**Given instruction**
Copy every line in which the string "below" occurs.

**Data provided**
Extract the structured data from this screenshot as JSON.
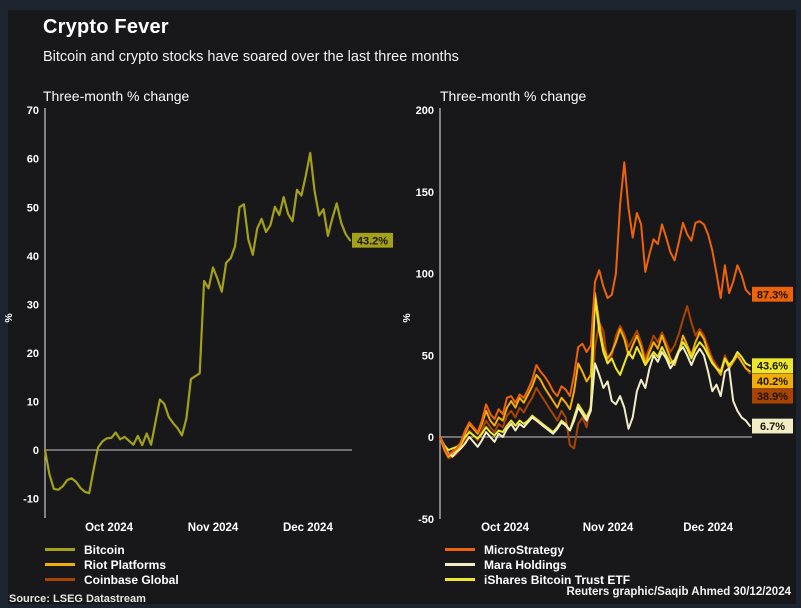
{
  "header": {
    "title": "Crypto Fever",
    "subtitle": "Bitcoin and crypto stocks have soared over the last three months"
  },
  "footer": {
    "source": "Source: LSEG Datastream",
    "credit": "Reuters graphic/Saqib Ahmed 30/12/2024"
  },
  "colors": {
    "background_frame": "#1c2430",
    "background_panel": "#18181a",
    "axis": "#c9c9c9",
    "bitcoin": "#a3a019",
    "riot_platforms": "#f3ad0a",
    "coinbase_global": "#a94301",
    "microstrategy": "#ee620a",
    "mara_holdings": "#f3edc6",
    "ishares_bitcoin_trust_etf": "#ece62e"
  },
  "chart_data": [
    {
      "id": "bitcoin",
      "type": "line",
      "title": "Three-month % change",
      "ylabel": "%",
      "ylim": [
        -14,
        70
      ],
      "yticks": [
        70,
        60,
        50,
        40,
        30,
        20,
        10,
        0,
        -10
      ],
      "xticks": [
        "Oct 2024",
        "Nov 2024",
        "Dec 2024"
      ],
      "grid": false,
      "zero_line": true,
      "legend_position": "below-left",
      "series": [
        {
          "name": "Bitcoin",
          "color": "#a3a019",
          "end_label": "43.2%",
          "end_value": 43.2,
          "values": [
            0,
            -5,
            -8,
            -8.2,
            -7.5,
            -6.2,
            -5.8,
            -6.5,
            -7.8,
            -8.6,
            -8.9,
            -4,
            0.5,
            1.8,
            2.4,
            2.5,
            3.6,
            2.2,
            2.7,
            1.9,
            1.1,
            2.9,
            1.0,
            3.4,
            1.1,
            5.8,
            10.4,
            9.5,
            6.8,
            5.5,
            4.5,
            3.0,
            6.5,
            14.6,
            15.2,
            15.8,
            34.8,
            33.3,
            37.6,
            35.3,
            32.6,
            38.6,
            39.5,
            42.0,
            50.0,
            50.6,
            43.4,
            40.2,
            45.6,
            47.6,
            44.9,
            46.3,
            50.1,
            48.4,
            52.1,
            48.6,
            47.1,
            53.6,
            52.4,
            56.5,
            61.2,
            53.3,
            48.3,
            49.6,
            44.1,
            47.7,
            50.8,
            46.8,
            44.5,
            43.2
          ]
        }
      ],
      "legend": [
        {
          "name": "Bitcoin",
          "color": "#a3a019"
        },
        {
          "name": "Riot Platforms",
          "color": "#f3ad0a"
        },
        {
          "name": "Coinbase Global",
          "color": "#a94301"
        }
      ]
    },
    {
      "id": "crypto-stocks",
      "type": "line",
      "title": "Three-month % change",
      "ylabel": "%",
      "ylim": [
        -50,
        200
      ],
      "yticks": [
        200,
        150,
        100,
        50,
        0,
        -50
      ],
      "xticks": [
        "Oct 2024",
        "Nov 2024",
        "Dec 2024"
      ],
      "grid": false,
      "zero_line": true,
      "legend_position": "below-right",
      "series": [
        {
          "name": "Coinbase Global",
          "color": "#a94301",
          "end_label": "38.9%",
          "end_value": 38.9,
          "values": [
            0,
            -8,
            -13,
            -12,
            -10,
            -7,
            -2,
            4,
            1,
            -2,
            4,
            10,
            6,
            3,
            8,
            6,
            13,
            16,
            12,
            18,
            15,
            20,
            24,
            30,
            26,
            22,
            18,
            14,
            10,
            16,
            12,
            -5,
            -7,
            8,
            12,
            6,
            20,
            55,
            70,
            65,
            45,
            50,
            62,
            68,
            63,
            55,
            60,
            65,
            58,
            48,
            55,
            62,
            58,
            64,
            58,
            52,
            56,
            63,
            72,
            80,
            70,
            62,
            66,
            62,
            55,
            48,
            44,
            40,
            50,
            44,
            47,
            50,
            46,
            42,
            38.9
          ]
        },
        {
          "name": "Riot Platforms",
          "color": "#f3ad0a",
          "end_label": "40.2%",
          "end_value": 40.2,
          "values": [
            0,
            -7,
            -12,
            -10,
            -8,
            -5,
            2,
            8,
            5,
            2,
            8,
            16,
            10,
            7,
            12,
            10,
            18,
            22,
            18,
            24,
            21,
            26,
            31,
            38,
            35,
            30,
            26,
            22,
            18,
            24,
            21,
            17,
            28,
            45,
            40,
            34,
            38,
            88,
            70,
            55,
            48,
            52,
            58,
            66,
            60,
            50,
            56,
            62,
            55,
            45,
            52,
            58,
            54,
            62,
            55,
            48,
            44,
            52,
            62,
            56,
            50,
            58,
            64,
            60,
            52,
            46,
            42,
            38,
            48,
            42,
            46,
            50,
            46,
            42,
            40.2
          ]
        },
        {
          "name": "iShares Bitcoin Trust ETF",
          "color": "#ece62e",
          "end_label": "43.6%",
          "end_value": 43.6,
          "values": [
            0,
            -5,
            -8,
            -7,
            -6,
            -4,
            0,
            3,
            1,
            -1,
            2,
            6,
            3,
            1,
            4,
            3,
            7,
            10,
            7,
            10,
            8,
            10,
            13,
            11,
            9,
            7,
            5,
            3,
            6,
            10,
            8,
            4,
            12,
            20,
            16,
            12,
            18,
            85,
            65,
            52,
            45,
            48,
            42,
            38,
            45,
            52,
            48,
            55,
            50,
            44,
            48,
            52,
            49,
            55,
            50,
            45,
            47,
            53,
            58,
            54,
            48,
            54,
            58,
            55,
            50,
            45,
            42,
            40,
            48,
            44,
            47,
            52,
            49,
            45,
            43.6
          ]
        },
        {
          "name": "Mara Holdings",
          "color": "#f3edc6",
          "end_label": "6.7%",
          "end_value": 6.7,
          "values": [
            0,
            -6,
            -10,
            -12,
            -9,
            -7,
            -4,
            0,
            -3,
            -6,
            -2,
            3,
            0,
            -3,
            2,
            0,
            5,
            8,
            4,
            8,
            6,
            9,
            12,
            10,
            8,
            6,
            4,
            2,
            5,
            9,
            7,
            4,
            10,
            18,
            14,
            10,
            16,
            45,
            38,
            30,
            34,
            22,
            20,
            25,
            18,
            5,
            12,
            28,
            35,
            30,
            42,
            50,
            46,
            52,
            48,
            42,
            46,
            52,
            55,
            50,
            44,
            50,
            54,
            50,
            40,
            28,
            32,
            25,
            40,
            42,
            22,
            16,
            12,
            10,
            6.7
          ]
        },
        {
          "name": "MicroStrategy",
          "color": "#ee620a",
          "end_label": "87.3%",
          "end_value": 87.3,
          "values": [
            0,
            -6,
            -11,
            -9,
            -7,
            -3,
            4,
            9,
            6,
            3,
            10,
            20,
            14,
            11,
            17,
            14,
            24,
            25,
            21,
            26,
            24,
            29,
            35,
            44,
            40,
            37,
            33,
            28,
            25,
            31,
            29,
            25,
            38,
            55,
            57,
            52,
            56,
            95,
            102,
            92,
            85,
            87,
            100,
            142,
            168,
            140,
            122,
            137,
            130,
            101,
            112,
            121,
            118,
            130,
            122,
            113,
            108,
            119,
            131,
            124,
            120,
            131,
            132,
            130,
            124,
            114,
            100,
            85,
            105,
            88,
            95,
            105,
            99,
            90,
            87.3
          ]
        }
      ],
      "legend": [
        {
          "name": "MicroStrategy",
          "color": "#ee620a"
        },
        {
          "name": "Mara Holdings",
          "color": "#f3edc6"
        },
        {
          "name": "iShares Bitcoin Trust ETF",
          "color": "#ece62e"
        }
      ]
    }
  ]
}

**Response to the task**
      "legend_position": "below-left",
      "legend_position": "below-right",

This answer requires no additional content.